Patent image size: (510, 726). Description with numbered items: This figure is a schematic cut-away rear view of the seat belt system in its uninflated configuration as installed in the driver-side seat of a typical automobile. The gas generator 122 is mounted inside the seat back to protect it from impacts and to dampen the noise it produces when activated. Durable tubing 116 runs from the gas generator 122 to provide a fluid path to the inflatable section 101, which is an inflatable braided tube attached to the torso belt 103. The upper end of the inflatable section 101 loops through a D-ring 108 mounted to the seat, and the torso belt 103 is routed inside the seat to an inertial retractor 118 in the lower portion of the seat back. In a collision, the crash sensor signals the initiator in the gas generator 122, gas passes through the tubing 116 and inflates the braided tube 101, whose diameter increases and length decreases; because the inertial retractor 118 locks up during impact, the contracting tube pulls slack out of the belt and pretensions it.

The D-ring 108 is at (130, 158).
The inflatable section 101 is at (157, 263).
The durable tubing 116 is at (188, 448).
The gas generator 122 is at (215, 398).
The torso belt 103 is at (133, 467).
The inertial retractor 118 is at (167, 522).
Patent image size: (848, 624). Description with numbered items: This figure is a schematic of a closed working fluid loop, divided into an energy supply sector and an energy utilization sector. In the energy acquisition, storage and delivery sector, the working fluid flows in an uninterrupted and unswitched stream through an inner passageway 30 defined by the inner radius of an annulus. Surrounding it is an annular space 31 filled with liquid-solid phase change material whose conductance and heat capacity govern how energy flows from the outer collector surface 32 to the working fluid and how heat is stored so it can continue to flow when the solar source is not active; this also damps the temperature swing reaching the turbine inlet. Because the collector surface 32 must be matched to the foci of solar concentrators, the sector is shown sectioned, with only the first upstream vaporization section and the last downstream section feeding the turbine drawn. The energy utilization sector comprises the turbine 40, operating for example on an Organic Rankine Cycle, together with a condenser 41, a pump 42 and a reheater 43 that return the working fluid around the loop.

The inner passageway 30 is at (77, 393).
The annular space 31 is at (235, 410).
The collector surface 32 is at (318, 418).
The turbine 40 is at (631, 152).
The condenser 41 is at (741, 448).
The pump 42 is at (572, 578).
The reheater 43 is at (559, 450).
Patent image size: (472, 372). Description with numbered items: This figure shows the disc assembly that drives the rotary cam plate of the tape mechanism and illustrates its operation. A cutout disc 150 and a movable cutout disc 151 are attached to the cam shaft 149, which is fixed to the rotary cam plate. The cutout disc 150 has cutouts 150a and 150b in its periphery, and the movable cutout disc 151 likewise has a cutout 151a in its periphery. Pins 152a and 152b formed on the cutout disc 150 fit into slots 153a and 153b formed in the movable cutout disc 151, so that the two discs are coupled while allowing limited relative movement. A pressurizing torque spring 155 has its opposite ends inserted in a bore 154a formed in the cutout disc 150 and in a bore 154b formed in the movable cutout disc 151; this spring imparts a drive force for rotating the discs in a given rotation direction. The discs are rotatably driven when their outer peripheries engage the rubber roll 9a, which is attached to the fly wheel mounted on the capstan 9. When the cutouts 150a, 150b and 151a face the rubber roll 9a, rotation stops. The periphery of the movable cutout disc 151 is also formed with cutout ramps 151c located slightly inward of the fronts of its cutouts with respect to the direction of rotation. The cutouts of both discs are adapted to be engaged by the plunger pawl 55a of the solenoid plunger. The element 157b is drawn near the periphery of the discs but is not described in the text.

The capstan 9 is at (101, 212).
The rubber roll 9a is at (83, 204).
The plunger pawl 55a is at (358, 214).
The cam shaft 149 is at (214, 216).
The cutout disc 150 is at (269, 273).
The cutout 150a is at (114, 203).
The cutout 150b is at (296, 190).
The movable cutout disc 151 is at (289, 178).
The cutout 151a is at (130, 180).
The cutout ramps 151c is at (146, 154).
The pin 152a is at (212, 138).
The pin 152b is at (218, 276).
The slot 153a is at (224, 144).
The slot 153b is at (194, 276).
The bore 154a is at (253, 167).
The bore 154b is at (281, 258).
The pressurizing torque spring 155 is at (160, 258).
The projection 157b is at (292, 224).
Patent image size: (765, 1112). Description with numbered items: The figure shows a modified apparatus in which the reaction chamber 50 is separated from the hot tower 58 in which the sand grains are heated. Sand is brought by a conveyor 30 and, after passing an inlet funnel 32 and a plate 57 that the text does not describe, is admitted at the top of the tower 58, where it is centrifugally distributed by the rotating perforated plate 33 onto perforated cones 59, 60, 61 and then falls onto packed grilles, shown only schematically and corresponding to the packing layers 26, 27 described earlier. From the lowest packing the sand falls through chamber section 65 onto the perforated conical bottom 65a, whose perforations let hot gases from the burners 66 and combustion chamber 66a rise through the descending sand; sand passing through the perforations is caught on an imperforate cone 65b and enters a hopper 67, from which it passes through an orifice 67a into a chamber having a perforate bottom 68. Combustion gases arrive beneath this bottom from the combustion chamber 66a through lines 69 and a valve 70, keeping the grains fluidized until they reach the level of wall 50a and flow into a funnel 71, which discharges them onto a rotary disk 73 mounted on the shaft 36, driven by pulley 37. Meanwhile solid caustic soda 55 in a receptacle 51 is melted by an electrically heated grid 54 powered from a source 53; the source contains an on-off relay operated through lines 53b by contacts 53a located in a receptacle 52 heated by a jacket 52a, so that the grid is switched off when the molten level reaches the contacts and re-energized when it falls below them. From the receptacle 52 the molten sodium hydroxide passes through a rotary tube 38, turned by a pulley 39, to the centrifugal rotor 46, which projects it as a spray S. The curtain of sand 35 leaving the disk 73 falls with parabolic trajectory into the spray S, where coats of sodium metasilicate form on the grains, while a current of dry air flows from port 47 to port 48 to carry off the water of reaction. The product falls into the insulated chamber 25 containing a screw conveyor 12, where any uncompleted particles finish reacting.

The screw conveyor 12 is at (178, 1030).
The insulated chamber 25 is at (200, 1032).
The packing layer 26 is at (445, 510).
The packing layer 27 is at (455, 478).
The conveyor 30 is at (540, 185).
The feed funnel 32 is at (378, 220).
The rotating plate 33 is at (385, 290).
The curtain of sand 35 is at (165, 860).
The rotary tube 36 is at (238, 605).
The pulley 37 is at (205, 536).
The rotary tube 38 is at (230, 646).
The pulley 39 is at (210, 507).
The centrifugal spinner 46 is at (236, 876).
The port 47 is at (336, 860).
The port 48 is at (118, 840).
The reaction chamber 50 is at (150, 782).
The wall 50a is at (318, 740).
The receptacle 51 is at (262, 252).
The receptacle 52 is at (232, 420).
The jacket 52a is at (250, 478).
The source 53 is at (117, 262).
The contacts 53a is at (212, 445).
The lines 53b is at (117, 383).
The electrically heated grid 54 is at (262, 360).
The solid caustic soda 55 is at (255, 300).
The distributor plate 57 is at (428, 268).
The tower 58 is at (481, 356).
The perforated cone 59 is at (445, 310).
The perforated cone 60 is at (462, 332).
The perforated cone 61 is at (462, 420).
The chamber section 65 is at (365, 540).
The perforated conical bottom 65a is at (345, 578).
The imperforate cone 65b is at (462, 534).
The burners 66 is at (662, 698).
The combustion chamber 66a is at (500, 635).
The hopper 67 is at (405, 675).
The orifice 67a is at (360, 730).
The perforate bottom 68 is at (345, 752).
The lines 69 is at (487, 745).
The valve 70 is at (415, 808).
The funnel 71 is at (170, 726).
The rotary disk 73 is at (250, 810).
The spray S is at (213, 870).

==================================================

## Task requirements
Turn all the entries above into a Markdown table with the columns Row and Line, giving each non-blank line its own numbered row and leaving out blank lines.

## Complete response
| Row | Line |
|---|---|
| 1 | Patent image size: (510, 726). Description with numbered items: This figure is a schematic cut-away rear view of the seat belt system in its uninflated configuration as installed in the driver-side seat of a typical automobile. The gas generator 122 is mounted inside the seat back to protect it from impacts and to dampen the noise it produces when activated. Durable tubing 116 runs from the gas generator 122 to provide a fluid path to the inflatable section 101, which is an inflatable braided tube attached to the torso belt 103. The upper end of the inflatable section 101 loops through a D-ring 108 mounted to the seat, and the torso belt 103 is routed inside the seat to an inertial retractor 118 in the lower portion of the seat back. In a collision, the crash sensor signals the initiator in the gas generator 122, gas passes through the tubing 116 and inflates the braided tube 101, whose diameter increases and length decreases; because the inertial retractor 118 locks up during impact, the contracting tube pulls slack out of the belt and pretensions it. |
| 2 | The D-ring 108 is at (130, 158). |
| 3 | The inflatable section 101 is at (157, 263). |
| 4 | The durable tubing 116 is at (188, 448). |
| 5 | The gas generator 122 is at (215, 398). |
| 6 | The torso belt 103 is at (133, 467). |
| 7 | The inertial retractor 118 is at (167, 522). |
| 8 | Patent image size: (848, 624). Description with numbered items: This figure is a schematic of a closed working fluid loop, divided into an energy supply sector and an energy utilization sector. In the energy acquisition, storage and delivery sector, the working fluid flows in an uninterrupted and unswitched stream through an inner passageway 30 defined by the inner radius of an annulus. Surrounding it is an annular space 31 filled with liquid-solid phase change material whose conductance and heat capacity govern how energy flows from the outer collector surface 32 to the working fluid and how heat is stored so it can continue to flow when the solar source is not active; this also damps the temperature swing reaching the turbine inlet. Because the collector surface 32 must be matched to the foci of solar concentrators, the sector is shown sectioned, with only the first upstream vaporization section and the last downstream section feeding the turbine drawn. The energy utilization sector comprises the turbine 40, operating for example on an Organic Rankine Cycle, together with a condenser 41, a pump 42 and a reheater 43 that return the working fluid around the loop. |
| 9 | The inner passageway 30 is at (77, 393). |
| 10 | The annular space 31 is at (235, 410). |
| 11 | The collector surface 32 is at (318, 418). |
| 12 | The turbine 40 is at (631, 152). |
| 13 | The condenser 41 is at (741, 448). |
| 14 | The pump 42 is at (572, 578). |
| 15 | The reheater 43 is at (559, 450). |
| 16 | Patent image size: (472, 372). Description with numbered items: This figure shows the disc assembly that drives the rotary cam plate of the tape mechanism and illustrates its operation. A cutout disc 150 and a movable cutout disc 151 are attached to the cam shaft 149, which is fixed to the rotary cam plate. The cutout disc 150 has cutouts 150a and 150b in its periphery, and the movable cutout disc 151 likewise has a cutout 151a in its periphery. Pins 152a and 152b formed on the cutout disc 150 fit into slots 153a and 153b formed in the movable cutout disc 151, so that the two discs are coupled while allowing limited relative movement. A pressurizing torque spring 155 has its opposite ends inserted in a bore 154a formed in the cutout disc 150 and in a bore 154b formed in the movable cutout disc 151; this spring imparts a drive force for rotating the discs in a given rotation direction. The discs are rotatably driven when their outer peripheries engage the rubber roll 9a, which is attached to the fly wheel mounted on the capstan 9. When the cutouts 150a, 150b and 151a face the rubber roll 9a, rotation stops. The periphery of the movable cutout disc 151 is also formed with cutout ramps 151c located slightly inward of the fronts of its cutouts with respect to the direction of rotation. The cutouts of both discs are adapted to be engaged by the plunger pawl 55a of the solenoid plunger. The element 157b is drawn near the periphery of the discs but is not described in the text. |
| 17 | The capstan 9 is at (101, 212). |
| 18 | The rubber roll 9a is at (83, 204). |
| 19 | The plunger pawl 55a is at (358, 214). |
| 20 | The cam shaft 149 is at (214, 216). |
| 21 | The cutout disc 150 is at (269, 273). |
| 22 | The cutout 150a is at (114, 203). |
| 23 | The cutout 150b is at (296, 190). |
| 24 | The movable cutout disc 151 is at (289, 178). |
| 25 | The cutout 151a is at (130, 180). |
| 26 | The cutout ramps 151c is at (146, 154). |
| 27 | The pin 152a is at (212, 138). |
| 28 | The pin 152b is at (218, 276). |
| 29 | The slot 153a is at (224, 144). |
| 30 | The slot 153b is at (194, 276). |
| 31 | The bore 154a is at (253, 167). |
| 32 | The bore 154b is at (281, 258). |
| 33 | The pressurizing torque spring 155 is at (160, 258). |
| 34 | The projection 157b is at (292, 224). |
| 35 | Patent image size: (765, 1112). Description with numbered items: The figure shows a modified apparatus in which the reaction chamber 50 is separated from the hot tower 58 in which the sand grains are heated. Sand is brought by a conveyor 30 and, after passing an inlet funnel 32 and a plate 57 that the text does not describe, is admitted at the top of the tower 58, where it is centrifugally distributed by the rotating perforated plate 33 onto perforated cones 59, 60, 61 and then falls onto packed grilles, shown only schematically and corresponding to the packing layers 26, 27 described earlier. From the lowest packing the sand falls through chamber section 65 onto the perforated conical bottom 65a, whose perforations let hot gases from the burners 66 and combustion chamber 66a rise through the descending sand; sand passing through the perforations is caught on an imperforate cone 65b and enters a hopper 67, from which it passes through an orifice 67a into a chamber having a perforate bottom 68. Combustion gases arrive beneath this bottom from the combustion chamber 66a through lines 69 and a valve 70, keeping the grains fluidized until they reach the level of wall 50a and flow into a funnel 71, which discharges them onto a rotary disk 73 mounted on the shaft 36, driven by pulley 37. Meanwhile solid caustic soda 55 in a receptacle 51 is melted by an electrically heated grid 54 powered from a source 53; the source contains an on-off relay operated through lines 53b by contacts 53a located in a receptacle 52 heated by a jacket 52a, so that the grid is switched off when the molten level reaches the contacts and re-energized when it falls below them. From the receptacle 52 the molten sodium hydroxide passes through a rotary tube 38, turned by a pulley 39, to the centrifugal rotor 46, which projects it as a spray S. The curtain of sand 35 leaving the disk 73 falls with parabolic trajectory into the spray S, where coats of sodium metasilicate form on the grains, while a current of dry air flows from port 47 to port 48 to carry off the water of reaction. The product falls into the insulated chamber 25 containing a screw conveyor 12, where any uncompleted particles finish reacting. |
| 36 | The screw conveyor 12 is at (178, 1030). |
| 37 | The insulated chamber 25 is at (200, 1032). |
| 38 | The packing layer 26 is at (445, 510). |
| 39 | The packing layer 27 is at (455, 478). |
| 40 | The conveyor 30 is at (540, 185). |
| 41 | The feed funnel 32 is at (378, 220). |
| 42 | The rotating plate 33 is at (385, 290). |
| 43 | The curtain of sand 35 is at (165, 860). |
| 44 | The rotary tube 36 is at (238, 605). |
| 45 | The pulley 37 is at (205, 536). |
| 46 | The rotary tube 38 is at (230, 646). |
| 47 | The pulley 39 is at (210, 507). |
| 48 | The centrifugal spinner 46 is at (236, 876). |
| 49 | The port 47 is at (336, 860). |
| 50 | The port 48 is at (118, 840). |
| 51 | The reaction chamber 50 is at (150, 782). |
| 52 | The wall 50a is at (318, 740). |
| 53 | The receptacle 51 is at (262, 252). |
| 54 | The receptacle 52 is at (232, 420). |
| 55 | The jacket 52a is at (250, 478). |
| 56 | The source 53 is at (117, 262). |
| 57 | The contacts 53a is at (212, 445). |
| 58 | The lines 53b is at (117, 383). |
| 59 | The electrically heated grid 54 is at (262, 360). |
| 60 | The solid caustic soda 55 is at (255, 300). |
| 61 | The distributor plate 57 is at (428, 268). |
| 62 | The tower 58 is at (481, 356). |
| 63 | The perforated cone 59 is at (445, 310). |
| 64 | The perforated cone 60 is at (462, 332). |
| 65 | The perforated cone 61 is at (462, 420). |
| 66 | The chamber section 65 is at (365, 540). |
| 67 | The perforated conical bottom 65a is at (345, 578). |
| 68 | The imperforate cone 65b is at (462, 534). |
| 69 | The burners 66 is at (662, 698). |
| 70 | The combustion chamber 66a is at (500, 635). |
| 71 | The hopper 67 is at (405, 675). |
| 72 | The orifice 67a is at (360, 730). |
| 73 | The perforate bottom 68 is at (345, 752). |
| 74 | The lines 69 is at (487, 745). |
| 75 | The valve 70 is at (415, 808). |
| 76 | The funnel 71 is at (170, 726). |
| 77 | The rotary disk 73 is at (250, 810). |
| 78 | The spray S is at (213, 870). |